- The task:
Reproduce all of the records exactly.
Start of Raw data
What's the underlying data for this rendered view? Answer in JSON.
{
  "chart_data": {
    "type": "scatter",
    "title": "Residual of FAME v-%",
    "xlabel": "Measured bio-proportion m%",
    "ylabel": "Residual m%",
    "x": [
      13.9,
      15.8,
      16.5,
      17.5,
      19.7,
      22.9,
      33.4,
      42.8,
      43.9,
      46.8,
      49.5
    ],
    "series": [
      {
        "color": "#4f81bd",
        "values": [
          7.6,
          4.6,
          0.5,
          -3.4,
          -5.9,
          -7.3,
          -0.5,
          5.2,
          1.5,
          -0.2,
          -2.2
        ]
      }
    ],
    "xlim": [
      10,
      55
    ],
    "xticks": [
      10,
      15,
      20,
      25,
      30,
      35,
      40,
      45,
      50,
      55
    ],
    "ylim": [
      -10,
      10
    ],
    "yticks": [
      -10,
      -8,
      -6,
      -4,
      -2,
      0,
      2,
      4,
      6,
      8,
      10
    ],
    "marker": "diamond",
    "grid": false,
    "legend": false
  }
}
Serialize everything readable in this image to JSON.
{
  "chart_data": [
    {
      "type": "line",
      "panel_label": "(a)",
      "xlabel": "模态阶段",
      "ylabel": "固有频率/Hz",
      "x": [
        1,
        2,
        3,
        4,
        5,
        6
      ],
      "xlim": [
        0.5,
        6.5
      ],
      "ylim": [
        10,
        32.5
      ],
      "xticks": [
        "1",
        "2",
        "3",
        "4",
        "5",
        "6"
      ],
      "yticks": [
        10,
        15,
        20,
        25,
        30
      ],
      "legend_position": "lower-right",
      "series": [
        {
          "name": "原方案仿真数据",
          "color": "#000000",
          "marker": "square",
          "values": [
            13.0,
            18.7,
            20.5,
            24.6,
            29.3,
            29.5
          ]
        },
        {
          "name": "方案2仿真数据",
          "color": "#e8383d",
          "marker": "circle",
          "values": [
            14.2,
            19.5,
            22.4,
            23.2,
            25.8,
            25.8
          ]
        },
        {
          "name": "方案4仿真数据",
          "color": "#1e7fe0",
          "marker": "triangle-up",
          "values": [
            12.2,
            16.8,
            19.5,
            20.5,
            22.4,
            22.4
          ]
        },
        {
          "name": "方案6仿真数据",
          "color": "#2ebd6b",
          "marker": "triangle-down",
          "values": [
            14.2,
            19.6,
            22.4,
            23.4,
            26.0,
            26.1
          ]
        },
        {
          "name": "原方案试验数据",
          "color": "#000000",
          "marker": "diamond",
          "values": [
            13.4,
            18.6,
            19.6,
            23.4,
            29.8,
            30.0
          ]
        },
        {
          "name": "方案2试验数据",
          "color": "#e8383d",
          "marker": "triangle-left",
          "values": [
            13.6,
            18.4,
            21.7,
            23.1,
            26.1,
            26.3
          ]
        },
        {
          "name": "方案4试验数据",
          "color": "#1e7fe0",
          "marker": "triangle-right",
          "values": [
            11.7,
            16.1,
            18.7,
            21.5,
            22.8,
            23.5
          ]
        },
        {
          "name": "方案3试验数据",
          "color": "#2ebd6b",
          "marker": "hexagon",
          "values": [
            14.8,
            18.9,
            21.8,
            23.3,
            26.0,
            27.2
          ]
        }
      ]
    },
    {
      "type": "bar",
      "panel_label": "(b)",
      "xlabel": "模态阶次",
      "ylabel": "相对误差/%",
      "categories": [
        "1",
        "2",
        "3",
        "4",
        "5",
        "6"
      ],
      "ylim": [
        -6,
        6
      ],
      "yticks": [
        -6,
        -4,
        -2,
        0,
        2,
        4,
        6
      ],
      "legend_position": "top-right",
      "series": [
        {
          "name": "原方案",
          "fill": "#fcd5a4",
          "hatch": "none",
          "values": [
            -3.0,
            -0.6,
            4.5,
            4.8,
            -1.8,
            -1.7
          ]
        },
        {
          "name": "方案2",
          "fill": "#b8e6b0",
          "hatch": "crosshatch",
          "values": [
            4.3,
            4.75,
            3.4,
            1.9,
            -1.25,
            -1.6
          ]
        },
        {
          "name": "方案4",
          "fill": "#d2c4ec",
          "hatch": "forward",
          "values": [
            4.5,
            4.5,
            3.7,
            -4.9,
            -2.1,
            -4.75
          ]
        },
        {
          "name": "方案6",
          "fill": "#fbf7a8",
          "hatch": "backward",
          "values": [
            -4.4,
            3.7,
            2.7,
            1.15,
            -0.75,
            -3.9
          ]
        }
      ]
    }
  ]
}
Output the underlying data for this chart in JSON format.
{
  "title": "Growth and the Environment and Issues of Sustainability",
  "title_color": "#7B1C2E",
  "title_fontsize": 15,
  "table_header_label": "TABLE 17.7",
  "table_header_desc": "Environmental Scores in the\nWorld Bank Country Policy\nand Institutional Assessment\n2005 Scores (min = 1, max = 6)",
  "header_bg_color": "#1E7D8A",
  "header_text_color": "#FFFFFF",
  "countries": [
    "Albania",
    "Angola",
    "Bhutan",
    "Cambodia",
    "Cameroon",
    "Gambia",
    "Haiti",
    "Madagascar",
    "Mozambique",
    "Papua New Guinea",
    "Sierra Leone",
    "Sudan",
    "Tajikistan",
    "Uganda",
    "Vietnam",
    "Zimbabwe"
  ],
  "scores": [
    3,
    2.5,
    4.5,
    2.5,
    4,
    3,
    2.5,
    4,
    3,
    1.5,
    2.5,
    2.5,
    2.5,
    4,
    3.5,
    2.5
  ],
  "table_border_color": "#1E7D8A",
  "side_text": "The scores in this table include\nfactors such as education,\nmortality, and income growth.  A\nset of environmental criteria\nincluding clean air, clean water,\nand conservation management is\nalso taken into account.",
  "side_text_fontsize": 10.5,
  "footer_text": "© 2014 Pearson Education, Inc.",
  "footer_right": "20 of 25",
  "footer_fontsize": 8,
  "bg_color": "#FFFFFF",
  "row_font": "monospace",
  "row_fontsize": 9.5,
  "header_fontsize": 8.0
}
End of Raw data
- Expected answer:
What's the underlying data for this rendered view? Answer in JSON.
{
  "chart_data": {
    "type": "scatter",
    "title": "Residual of FAME v-%",
    "xlabel": "Measured bio-proportion m%",
    "ylabel": "Residual m%",
    "x": [
      13.9,
      15.8,
      16.5,
      17.5,
      19.7,
      22.9,
      33.4,
      42.8,
      43.9,
      46.8,
      49.5
    ],
    "series": [
      {
        "color": "#4f81bd",
        "values": [
          7.6,
          4.6,
          0.5,
          -3.4,
          -5.9,
          -7.3,
          -0.5,
          5.2,
          1.5,
          -0.2,
          -2.2
        ]
      }
    ],
    "xlim": [
      10,
      55
    ],
    "xticks": [
      10,
      15,
      20,
      25,
      30,
      35,
      40,
      45,
      50,
      55
    ],
    "ylim": [
      -10,
      10
    ],
    "yticks": [
      -10,
      -8,
      -6,
      -4,
      -2,
      0,
      2,
      4,
      6,
      8,
      10
    ],
    "marker": "diamond",
    "grid": false,
    "legend": false
  }
}
Serialize everything readable in this image to JSON.
{
  "chart_data": [
    {
      "type": "line",
      "panel_label": "(a)",
      "xlabel": "模态阶段",
      "ylabel": "固有频率/Hz",
      "x": [
        1,
        2,
        3,
        4,
        5,
        6
      ],
      "xlim": [
        0.5,
        6.5
      ],
      "ylim": [
        10,
        32.5
      ],
      "xticks": [
        "1",
        "2",
        "3",
        "4",
        "5",
        "6"
      ],
      "yticks": [
        10,
        15,
        20,
        25,
        30
      ],
      "legend_position": "lower-right",
      "series": [
        {
          "name": "原方案仿真数据",
          "color": "#000000",
          "marker": "square",
          "values": [
            13.0,
            18.7,
            20.5,
            24.6,
            29.3,
            29.5
          ]
        },
        {
          "name": "方案2仿真数据",
          "color": "#e8383d",
          "marker": "circle",
          "values": [
            14.2,
            19.5,
            22.4,
            23.2,
            25.8,
            25.8
          ]
        },
        {
          "name": "方案4仿真数据",
          "color": "#1e7fe0",
          "marker": "triangle-up",
          "values": [
            12.2,
            16.8,
            19.5,
            20.5,
            22.4,
            22.4
          ]
        },
        {
          "name": "方案6仿真数据",
          "color": "#2ebd6b",
          "marker": "triangle-down",
          "values": [
            14.2,
            19.6,
            22.4,
            23.4,
            26.0,
            26.1
          ]
        },
        {
          "name": "原方案试验数据",
          "color": "#000000",
          "marker": "diamond",
          "values": [
            13.4,
            18.6,
            19.6,
            23.4,
            29.8,
            30.0
          ]
        },
        {
          "name": "方案2试验数据",
          "color": "#e8383d",
          "marker": "triangle-left",
          "values": [
            13.6,
            18.4,
            21.7,
            23.1,
            26.1,
            26.3
          ]
        },
        {
          "name": "方案4试验数据",
          "color": "#1e7fe0",
          "marker": "triangle-right",
          "values": [
            11.7,
            16.1,
            18.7,
            21.5,
            22.8,
            23.5
          ]
        },
        {
          "name": "方案3试验数据",
          "color": "#2ebd6b",
          "marker": "hexagon",
          "values": [
            14.8,
            18.9,
            21.8,
            23.3,
            26.0,
            27.2
          ]
        }
      ]
    },
    {
      "type": "bar",
      "panel_label": "(b)",
      "xlabel": "模态阶次",
      "ylabel": "相对误差/%",
      "categories": [
        "1",
        "2",
        "3",
        "4",
        "5",
        "6"
      ],
      "ylim": [
        -6,
        6
      ],
      "yticks": [
        -6,
        -4,
        -2,
        0,
        2,
        4,
        6
      ],
      "legend_position": "top-right",
      "series": [
        {
          "name": "原方案",
          "fill": "#fcd5a4",
          "hatch": "none",
          "values": [
            -3.0,
            -0.6,
            4.5,
            4.8,
            -1.8,
            -1.7
          ]
        },
        {
          "name": "方案2",
          "fill": "#b8e6b0",
          "hatch": "crosshatch",
          "values": [
            4.3,
            4.75,
            3.4,
            1.9,
            -1.25,
            -1.6
          ]
        },
        {
          "name": "方案4",
          "fill": "#d2c4ec",
          "hatch": "forward",
          "values": [
            4.5,
            4.5,
            3.7,
            -4.9,
            -2.1,
            -4.75
          ]
        },
        {
          "name": "方案6",
          "fill": "#fbf7a8",
          "hatch": "backward",
          "values": [
            -4.4,
            3.7,
            2.7,
            1.15,
            -0.75,
            -3.9
          ]
        }
      ]
    }
  ]
}
Output the underlying data for this chart in JSON format.
{
  "title": "Growth and the Environment and Issues of Sustainability",
  "title_color": "#7B1C2E",
  "title_fontsize": 15,
  "table_header_label": "TABLE 17.7",
  "table_header_desc": "Environmental Scores in the\nWorld Bank Country Policy\nand Institutional Assessment\n2005 Scores (min = 1, max = 6)",
  "header_bg_color": "#1E7D8A",
  "header_text_color": "#FFFFFF",
  "countries": [
    "Albania",
    "Angola",
    "Bhutan",
    "Cambodia",
    "Cameroon",
    "Gambia",
    "Haiti",
    "Madagascar",
    "Mozambique",
    "Papua New Guinea",
    "Sierra Leone",
    "Sudan",
    "Tajikistan",
    "Uganda",
    "Vietnam",
    "Zimbabwe"
  ],
  "scores": [
    3,
    2.5,
    4.5,
    2.5,
    4,
    3,
    2.5,
    4,
    3,
    1.5,
    2.5,
    2.5,
    2.5,
    4,
    3.5,
    2.5
  ],
  "table_border_color": "#1E7D8A",
  "side_text": "The scores in this table include\nfactors such as education,\nmortality, and income growth.  A\nset of environmental criteria\nincluding clean air, clean water,\nand conservation management is\nalso taken into account.",
  "side_text_fontsize": 10.5,
  "footer_text": "© 2014 Pearson Education, Inc.",
  "footer_right": "20 of 25",
  "footer_fontsize": 8,
  "bg_color": "#FFFFFF",
  "row_font": "monospace",
  "row_fontsize": 9.5,
  "header_fontsize": 8.0
}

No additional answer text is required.